• What this exercise asks:
(1) In the text on LeBron James, why does the writer say it was easy to doubt the Cavaliers?
(2) Continue the text on LeBron James from the end of its first leadership lesson.

• Source text:
▬▬▬▬▬▬▬▬▬▬

So what communications lesson can be learned from this announcement? Maybe just one: It’s a shame on a day when the country is celebrating its independence – noted by leaving its original situation and moving to a newer and better opportunity – that many also took the chance to denounce someone for doing just that.

Lead Like LeBron

LeBron

More than two years ago, LeBron James returned to Cleveland. With it, the entire state of Ohio was placed on the broad shoulders of his 6’8”, 260-pound frame, more than 50 years of championship baggage from every local team dragging behind him, and one goal looming overhead: bring a championship back to Cleveland.

On the night of Sunday, June 19, 2016, weight was lifted, curses reversed, and the goal reached, with more than 30 million people watching. He led his team as the first to come back from a three-games-to-one deficit and win the title. He led his team to defeat an opponent that won more games in the regular season than any team in history. And he led his team – and the other team – in points, rebounds, assists, steals, and blocks in the seven-game finals, on his way to MVP honors.

This was James’ sixth straight appearance in the NBA Finals and seventh overall. He won twice with Miami, lost twice with Miami, and lost twice with Cleveland. It is common for pundits to wonder which road – through which team – another team must beat to win the title. Perhaps the answer has been there all along…the road to the Finals has been running through James.

And he has been running toward his ultimate goal: returning a trophy to his hometown. James did it in spectacular fashion with efforts like this, which will simply be known as “The Block:”

James has gone through a maturation process before our eyes from a high-profile high schooler, to making a misstep in announcing his departure for Miami,* to an older, more humble, and perhaps wiser man returning to Cleveland. While neither you nor I can run, jump, shoot, or defy gravity like LeBron James, we can do one thing like him: learn to lead. Here are three lessons he’s provided:

  1. Believe in Yourself and Those Assembled around You. While everyone may not be as talented as the main player or the CEO, each person brings something different to the team, while all work toward the same goal. Historically, it was easy to doubt the Cavaliers as no other team had come back from such a deficit. James helped his team, and city, believe the seemingly impossible. And now they do…with a new trophy in hand.

▬▬▬▬▬▬▬▬▬▬

• Data shown:
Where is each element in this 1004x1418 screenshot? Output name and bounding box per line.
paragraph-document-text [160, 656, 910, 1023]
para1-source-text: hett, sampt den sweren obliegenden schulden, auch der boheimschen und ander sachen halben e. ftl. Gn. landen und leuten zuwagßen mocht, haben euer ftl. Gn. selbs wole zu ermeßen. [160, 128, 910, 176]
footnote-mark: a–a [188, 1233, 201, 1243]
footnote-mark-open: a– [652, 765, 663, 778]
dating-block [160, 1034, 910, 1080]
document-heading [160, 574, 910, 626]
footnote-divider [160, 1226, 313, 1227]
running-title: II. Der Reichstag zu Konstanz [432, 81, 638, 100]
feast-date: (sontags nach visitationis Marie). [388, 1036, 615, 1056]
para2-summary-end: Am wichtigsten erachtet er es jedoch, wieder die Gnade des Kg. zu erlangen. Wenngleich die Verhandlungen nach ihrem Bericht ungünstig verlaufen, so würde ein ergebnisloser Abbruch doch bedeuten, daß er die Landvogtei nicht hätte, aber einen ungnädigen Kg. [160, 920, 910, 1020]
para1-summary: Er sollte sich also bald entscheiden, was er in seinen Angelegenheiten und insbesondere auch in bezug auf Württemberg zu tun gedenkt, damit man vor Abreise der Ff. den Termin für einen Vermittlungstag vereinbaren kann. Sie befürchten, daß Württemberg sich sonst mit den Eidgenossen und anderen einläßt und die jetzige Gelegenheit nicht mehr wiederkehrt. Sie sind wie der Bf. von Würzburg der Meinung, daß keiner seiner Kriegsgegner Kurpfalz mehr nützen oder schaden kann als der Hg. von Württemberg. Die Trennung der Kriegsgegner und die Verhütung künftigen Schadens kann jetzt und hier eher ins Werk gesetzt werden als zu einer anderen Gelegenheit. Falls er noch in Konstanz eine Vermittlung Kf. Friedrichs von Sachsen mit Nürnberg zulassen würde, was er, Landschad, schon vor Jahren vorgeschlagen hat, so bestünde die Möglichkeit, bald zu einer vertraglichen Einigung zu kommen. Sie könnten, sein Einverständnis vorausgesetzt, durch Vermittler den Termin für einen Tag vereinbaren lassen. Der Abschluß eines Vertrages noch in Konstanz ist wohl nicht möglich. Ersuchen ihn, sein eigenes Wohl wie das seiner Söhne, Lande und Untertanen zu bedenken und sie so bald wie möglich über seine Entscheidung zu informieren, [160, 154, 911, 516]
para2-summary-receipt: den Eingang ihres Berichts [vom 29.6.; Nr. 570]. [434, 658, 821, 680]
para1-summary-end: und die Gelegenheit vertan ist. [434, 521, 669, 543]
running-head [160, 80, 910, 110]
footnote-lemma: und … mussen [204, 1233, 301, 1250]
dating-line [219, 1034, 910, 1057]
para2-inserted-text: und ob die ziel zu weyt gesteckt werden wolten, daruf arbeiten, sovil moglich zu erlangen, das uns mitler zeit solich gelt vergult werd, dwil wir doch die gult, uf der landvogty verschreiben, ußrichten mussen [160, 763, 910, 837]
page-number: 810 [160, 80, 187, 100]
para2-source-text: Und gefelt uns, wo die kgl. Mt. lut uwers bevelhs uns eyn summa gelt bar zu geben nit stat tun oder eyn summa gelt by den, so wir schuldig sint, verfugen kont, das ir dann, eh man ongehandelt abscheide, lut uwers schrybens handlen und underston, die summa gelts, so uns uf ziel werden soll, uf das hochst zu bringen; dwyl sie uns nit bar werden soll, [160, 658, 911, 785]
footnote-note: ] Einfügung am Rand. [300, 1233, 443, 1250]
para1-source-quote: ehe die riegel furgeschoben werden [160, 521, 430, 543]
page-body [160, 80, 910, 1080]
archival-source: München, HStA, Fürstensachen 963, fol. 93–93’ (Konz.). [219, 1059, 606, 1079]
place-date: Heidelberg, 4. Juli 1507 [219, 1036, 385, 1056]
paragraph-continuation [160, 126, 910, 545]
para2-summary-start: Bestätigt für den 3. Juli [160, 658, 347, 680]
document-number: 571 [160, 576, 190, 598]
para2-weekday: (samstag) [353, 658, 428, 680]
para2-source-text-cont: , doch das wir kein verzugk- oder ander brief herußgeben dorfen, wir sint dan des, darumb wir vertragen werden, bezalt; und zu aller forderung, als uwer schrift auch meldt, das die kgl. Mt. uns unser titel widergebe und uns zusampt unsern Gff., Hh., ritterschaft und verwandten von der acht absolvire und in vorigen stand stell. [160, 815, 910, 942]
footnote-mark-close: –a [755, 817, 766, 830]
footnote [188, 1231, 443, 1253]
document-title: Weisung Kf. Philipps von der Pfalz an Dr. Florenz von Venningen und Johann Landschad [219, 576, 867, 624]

▬▬▬▬▬▬▬▬▬▬

• Expected outputs:
(1) It was easy to doubt the Cavaliers because no other team had ever come back from a three-games-to-one deficit to win the title.

(2)
  1. Focus on Today before Worrying about Tomorrow. Do you know how you climb a mountain? Easy: one step at a time. The Cavaliers couldn’t win three games in one night. Not even two. To achieve such a comeback, they needed to only win Game 5. And then Game 6. And then Game 7. A monumental task may not be accomplished in one day, but breaking it up and achieving small goals toward your overall victory makes it not only manageable, but achievable.
  1. Let the Haters Hate. When you’re anointed “The Chosen One” and do yourself no favors by referring to yourself as “The King,” as James has done, criticism and scrutiny are sure to follow. Even when you try your best or do your best, others will compare you to others, not acknowledge your achievements, or even simply refuse to like you.One of the toughest parts of leading is realizing not everyone is going to like or agree with you. But leading isn’t about being liked. It’s about staying true to what you believe is right; the plan you have put in place, the people on your team, and the small victories on your way to your overall goal. Like James, block out the noise and focus on the vision. In the end, you’ll be the one smiling – or crying with tears of joy – at what you’ve accomplished.

 

*Many chastised LeBron (including me) for announcing that he was “taking his talents to Miami” in a televised spectacle that riled many, especially those in Cleveland. However, what many sometimes forget (including me) is that this “horrible PR move” still raised $2.5 million for the Boys and Girls club of Greenwich, Conn. If only all of our worst PR moves were still so charitable.